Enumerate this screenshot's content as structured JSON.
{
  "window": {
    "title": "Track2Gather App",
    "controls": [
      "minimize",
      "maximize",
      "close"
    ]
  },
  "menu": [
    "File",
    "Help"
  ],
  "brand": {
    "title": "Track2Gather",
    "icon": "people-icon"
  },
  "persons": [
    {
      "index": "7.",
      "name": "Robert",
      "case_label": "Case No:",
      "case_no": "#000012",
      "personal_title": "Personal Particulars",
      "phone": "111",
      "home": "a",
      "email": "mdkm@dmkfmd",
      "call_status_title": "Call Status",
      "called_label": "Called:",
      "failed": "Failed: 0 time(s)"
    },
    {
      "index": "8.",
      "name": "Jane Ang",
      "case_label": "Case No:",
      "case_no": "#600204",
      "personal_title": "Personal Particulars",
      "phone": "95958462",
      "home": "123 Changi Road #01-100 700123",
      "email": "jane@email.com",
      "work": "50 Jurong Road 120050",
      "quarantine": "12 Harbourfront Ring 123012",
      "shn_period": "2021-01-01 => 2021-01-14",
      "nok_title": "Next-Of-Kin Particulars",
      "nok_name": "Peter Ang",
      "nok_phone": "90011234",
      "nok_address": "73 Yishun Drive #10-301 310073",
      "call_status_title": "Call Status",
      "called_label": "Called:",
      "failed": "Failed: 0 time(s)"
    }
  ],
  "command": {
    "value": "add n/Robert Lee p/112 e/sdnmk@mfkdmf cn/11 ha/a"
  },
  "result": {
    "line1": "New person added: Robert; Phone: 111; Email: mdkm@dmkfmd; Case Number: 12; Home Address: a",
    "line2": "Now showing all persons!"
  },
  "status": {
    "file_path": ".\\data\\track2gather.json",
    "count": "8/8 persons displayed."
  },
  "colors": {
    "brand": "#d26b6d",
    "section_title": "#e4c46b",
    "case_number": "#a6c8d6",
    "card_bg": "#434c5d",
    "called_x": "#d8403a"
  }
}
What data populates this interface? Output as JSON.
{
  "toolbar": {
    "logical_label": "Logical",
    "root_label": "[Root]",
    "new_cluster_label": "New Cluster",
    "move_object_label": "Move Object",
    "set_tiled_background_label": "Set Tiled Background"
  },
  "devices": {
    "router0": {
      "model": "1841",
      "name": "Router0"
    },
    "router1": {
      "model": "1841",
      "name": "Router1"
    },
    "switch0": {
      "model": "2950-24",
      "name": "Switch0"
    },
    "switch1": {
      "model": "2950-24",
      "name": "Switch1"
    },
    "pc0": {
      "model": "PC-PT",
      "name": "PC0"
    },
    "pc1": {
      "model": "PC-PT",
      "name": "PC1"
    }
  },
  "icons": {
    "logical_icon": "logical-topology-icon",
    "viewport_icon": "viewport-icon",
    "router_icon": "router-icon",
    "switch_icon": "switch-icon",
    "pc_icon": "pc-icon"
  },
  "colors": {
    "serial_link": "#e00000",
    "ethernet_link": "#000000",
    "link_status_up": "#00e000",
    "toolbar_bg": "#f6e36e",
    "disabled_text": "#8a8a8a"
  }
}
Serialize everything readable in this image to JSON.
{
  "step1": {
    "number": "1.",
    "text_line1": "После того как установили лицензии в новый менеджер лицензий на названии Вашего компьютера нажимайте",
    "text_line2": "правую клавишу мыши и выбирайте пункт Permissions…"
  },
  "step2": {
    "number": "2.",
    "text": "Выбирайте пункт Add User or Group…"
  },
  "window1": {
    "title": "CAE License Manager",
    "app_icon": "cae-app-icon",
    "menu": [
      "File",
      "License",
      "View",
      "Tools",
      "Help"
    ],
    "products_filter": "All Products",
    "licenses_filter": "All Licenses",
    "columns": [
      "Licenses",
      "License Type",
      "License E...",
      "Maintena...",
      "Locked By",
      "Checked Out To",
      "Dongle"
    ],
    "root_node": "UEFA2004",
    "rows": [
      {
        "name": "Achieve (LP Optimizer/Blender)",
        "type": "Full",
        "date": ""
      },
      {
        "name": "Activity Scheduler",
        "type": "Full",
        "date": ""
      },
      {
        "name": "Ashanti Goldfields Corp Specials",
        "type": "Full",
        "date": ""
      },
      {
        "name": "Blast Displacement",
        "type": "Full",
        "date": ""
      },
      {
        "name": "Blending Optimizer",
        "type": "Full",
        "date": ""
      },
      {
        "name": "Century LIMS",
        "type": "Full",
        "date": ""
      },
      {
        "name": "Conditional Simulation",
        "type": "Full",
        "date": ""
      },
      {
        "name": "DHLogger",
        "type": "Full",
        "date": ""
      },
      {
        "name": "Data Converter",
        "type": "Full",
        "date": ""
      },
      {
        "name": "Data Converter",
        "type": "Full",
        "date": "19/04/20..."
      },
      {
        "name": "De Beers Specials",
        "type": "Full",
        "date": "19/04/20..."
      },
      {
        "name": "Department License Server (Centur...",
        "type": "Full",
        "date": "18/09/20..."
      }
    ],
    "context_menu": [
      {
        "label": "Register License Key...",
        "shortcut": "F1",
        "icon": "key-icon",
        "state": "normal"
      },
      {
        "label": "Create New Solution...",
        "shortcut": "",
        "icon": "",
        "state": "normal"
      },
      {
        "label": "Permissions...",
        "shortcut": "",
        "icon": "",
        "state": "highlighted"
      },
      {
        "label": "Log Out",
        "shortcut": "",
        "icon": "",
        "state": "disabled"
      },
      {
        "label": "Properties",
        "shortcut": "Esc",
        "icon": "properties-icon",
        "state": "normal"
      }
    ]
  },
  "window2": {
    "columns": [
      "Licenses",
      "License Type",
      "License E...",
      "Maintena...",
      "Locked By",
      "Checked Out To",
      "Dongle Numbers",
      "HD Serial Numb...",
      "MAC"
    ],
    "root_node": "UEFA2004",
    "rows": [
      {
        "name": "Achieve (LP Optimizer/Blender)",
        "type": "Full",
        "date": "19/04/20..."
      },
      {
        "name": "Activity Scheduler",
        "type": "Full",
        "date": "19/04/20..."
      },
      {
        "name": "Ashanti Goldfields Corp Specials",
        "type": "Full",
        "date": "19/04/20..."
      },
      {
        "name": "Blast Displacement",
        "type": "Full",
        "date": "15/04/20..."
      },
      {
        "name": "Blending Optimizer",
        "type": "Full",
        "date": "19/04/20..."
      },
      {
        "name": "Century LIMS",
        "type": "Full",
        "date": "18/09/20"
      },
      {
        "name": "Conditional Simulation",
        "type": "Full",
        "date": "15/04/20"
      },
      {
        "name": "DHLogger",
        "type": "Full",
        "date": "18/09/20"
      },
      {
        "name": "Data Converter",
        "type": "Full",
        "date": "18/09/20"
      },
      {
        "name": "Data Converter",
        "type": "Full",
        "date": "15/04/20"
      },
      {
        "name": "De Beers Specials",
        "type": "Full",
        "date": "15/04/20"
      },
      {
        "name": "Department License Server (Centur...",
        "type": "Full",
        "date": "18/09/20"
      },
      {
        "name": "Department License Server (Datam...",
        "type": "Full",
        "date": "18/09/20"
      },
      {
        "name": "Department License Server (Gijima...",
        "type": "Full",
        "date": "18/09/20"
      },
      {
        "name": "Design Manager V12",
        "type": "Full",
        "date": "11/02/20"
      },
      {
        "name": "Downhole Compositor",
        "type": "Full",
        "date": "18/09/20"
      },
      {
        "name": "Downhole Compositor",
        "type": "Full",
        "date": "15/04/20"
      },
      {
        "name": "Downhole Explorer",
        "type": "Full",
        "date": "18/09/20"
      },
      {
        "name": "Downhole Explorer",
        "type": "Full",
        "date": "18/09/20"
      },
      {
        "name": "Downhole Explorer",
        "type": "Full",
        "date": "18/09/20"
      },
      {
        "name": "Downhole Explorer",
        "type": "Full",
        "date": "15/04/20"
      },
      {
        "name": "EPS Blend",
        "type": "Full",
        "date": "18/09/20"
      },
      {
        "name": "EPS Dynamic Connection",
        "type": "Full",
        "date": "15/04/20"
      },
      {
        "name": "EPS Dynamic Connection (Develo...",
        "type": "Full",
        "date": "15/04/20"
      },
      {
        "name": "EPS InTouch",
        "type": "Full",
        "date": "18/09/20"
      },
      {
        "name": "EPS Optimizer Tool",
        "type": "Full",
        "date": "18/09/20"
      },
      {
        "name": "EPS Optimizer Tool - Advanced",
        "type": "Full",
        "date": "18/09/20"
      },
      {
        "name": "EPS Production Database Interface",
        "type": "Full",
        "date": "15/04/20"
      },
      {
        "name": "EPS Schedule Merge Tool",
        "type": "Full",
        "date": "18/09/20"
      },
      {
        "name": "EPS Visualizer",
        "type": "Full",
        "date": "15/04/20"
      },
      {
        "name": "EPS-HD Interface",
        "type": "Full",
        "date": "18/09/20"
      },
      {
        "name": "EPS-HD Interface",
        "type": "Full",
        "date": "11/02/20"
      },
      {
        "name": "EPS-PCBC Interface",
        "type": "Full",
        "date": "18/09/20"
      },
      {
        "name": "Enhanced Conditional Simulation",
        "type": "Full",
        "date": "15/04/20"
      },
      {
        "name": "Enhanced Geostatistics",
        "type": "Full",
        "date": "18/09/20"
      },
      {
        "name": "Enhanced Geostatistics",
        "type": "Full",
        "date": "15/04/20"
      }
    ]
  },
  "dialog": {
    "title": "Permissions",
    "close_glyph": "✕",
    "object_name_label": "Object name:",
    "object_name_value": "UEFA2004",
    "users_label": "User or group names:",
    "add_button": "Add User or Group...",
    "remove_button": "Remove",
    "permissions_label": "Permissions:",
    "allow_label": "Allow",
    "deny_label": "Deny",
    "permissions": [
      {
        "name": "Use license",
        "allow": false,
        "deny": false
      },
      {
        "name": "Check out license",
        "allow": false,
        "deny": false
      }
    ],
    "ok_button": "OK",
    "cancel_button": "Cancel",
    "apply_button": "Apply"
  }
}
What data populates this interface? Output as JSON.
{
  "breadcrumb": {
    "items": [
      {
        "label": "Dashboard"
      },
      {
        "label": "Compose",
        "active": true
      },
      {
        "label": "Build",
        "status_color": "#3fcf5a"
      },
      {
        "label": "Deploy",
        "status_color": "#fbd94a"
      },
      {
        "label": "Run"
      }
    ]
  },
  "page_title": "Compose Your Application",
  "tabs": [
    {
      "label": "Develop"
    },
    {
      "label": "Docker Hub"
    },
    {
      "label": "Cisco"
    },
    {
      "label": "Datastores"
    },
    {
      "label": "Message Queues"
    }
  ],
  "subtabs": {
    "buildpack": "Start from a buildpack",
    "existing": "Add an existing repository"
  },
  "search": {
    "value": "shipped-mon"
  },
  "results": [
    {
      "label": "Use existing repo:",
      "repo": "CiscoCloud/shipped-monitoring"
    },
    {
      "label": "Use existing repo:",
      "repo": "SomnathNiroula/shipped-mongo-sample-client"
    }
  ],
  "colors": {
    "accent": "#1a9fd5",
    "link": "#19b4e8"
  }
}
· · · ·
# Given exercise:
Tell how many lines in the material contain the word "mdkm". Only the number is wanted.

# Task answer:
2